● **Exercise goal**:
Reproduce verbatim the entries from the beginning up to and including the line containing "The input terminal 33 is at (582, 256).".

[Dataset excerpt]
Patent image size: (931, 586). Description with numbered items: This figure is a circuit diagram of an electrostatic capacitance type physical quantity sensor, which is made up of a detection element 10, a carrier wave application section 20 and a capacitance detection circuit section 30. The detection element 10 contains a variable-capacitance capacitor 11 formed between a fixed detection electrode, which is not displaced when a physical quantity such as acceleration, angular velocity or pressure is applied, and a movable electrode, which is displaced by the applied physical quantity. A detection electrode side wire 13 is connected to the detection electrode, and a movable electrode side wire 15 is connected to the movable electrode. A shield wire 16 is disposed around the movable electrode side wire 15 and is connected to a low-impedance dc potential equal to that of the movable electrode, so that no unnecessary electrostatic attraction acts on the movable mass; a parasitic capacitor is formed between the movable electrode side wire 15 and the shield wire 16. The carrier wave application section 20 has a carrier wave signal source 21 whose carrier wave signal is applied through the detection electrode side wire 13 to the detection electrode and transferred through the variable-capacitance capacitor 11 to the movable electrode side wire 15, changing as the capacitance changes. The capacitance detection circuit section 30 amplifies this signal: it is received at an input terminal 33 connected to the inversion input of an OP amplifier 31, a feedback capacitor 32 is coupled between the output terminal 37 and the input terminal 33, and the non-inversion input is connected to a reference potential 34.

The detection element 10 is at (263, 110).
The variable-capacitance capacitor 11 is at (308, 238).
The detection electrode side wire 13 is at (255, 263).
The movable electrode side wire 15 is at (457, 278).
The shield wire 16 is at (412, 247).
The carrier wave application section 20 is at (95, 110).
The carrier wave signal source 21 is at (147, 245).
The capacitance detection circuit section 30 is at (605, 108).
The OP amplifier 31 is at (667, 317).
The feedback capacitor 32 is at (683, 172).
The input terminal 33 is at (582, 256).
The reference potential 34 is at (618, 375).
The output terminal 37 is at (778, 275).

● **Response below**:
Patent image size: (931, 586). Description with numbered items: This figure is a circuit diagram of an electrostatic capacitance type physical quantity sensor, which is made up of a detection element 10, a carrier wave application section 20 and a capacitance detection circuit section 30. The detection element 10 contains a variable-capacitance capacitor 11 formed between a fixed detection electrode, which is not displaced when a physical quantity such as acceleration, angular velocity or pressure is applied, and a movable electrode, which is displaced by the applied physical quantity. A detection electrode side wire 13 is connected to the detection electrode, and a movable electrode side wire 15 is connected to the movable electrode. A shield wire 16 is disposed around the movable electrode side wire 15 and is connected to a low-impedance dc potential equal to that of the movable electrode, so that no unnecessary electrostatic attraction acts on the movable mass; a parasitic capacitor is formed between the movable electrode side wire 15 and the shield wire 16. The carrier wave application section 20 has a carrier wave signal source 21 whose carrier wave signal is applied through the detection electrode side wire 13 to the detection electrode and transferred through the variable-capacitance capacitor 11 to the movable electrode side wire 15, changing as the capacitance changes. The capacitance detection circuit section 30 amplifies this signal: it is received at an input terminal 33 connected to the inversion input of an OP amplifier 31, a feedback capacitor 32 is coupled between the output terminal 37 and the input terminal 33, and the non-inversion input is connected to a reference potential 34.

The detection element 10 is at (263, 110).
The variable-capacitance capacitor 11 is at (308, 238).
The detection electrode side wire 13 is at (255, 263).
The movable electrode side wire 15 is at (457, 278).
The shield wire 16 is at (412, 247).
The carrier wave application section 20 is at (95, 110).
The carrier wave signal source 21 is at (147, 245).
The capacitance detection circuit section 30 is at (605, 108).
The OP amplifier 31 is at (667, 317).
The feedback capacitor 32 is at (683, 172).
The input terminal 33 is at (582, 256).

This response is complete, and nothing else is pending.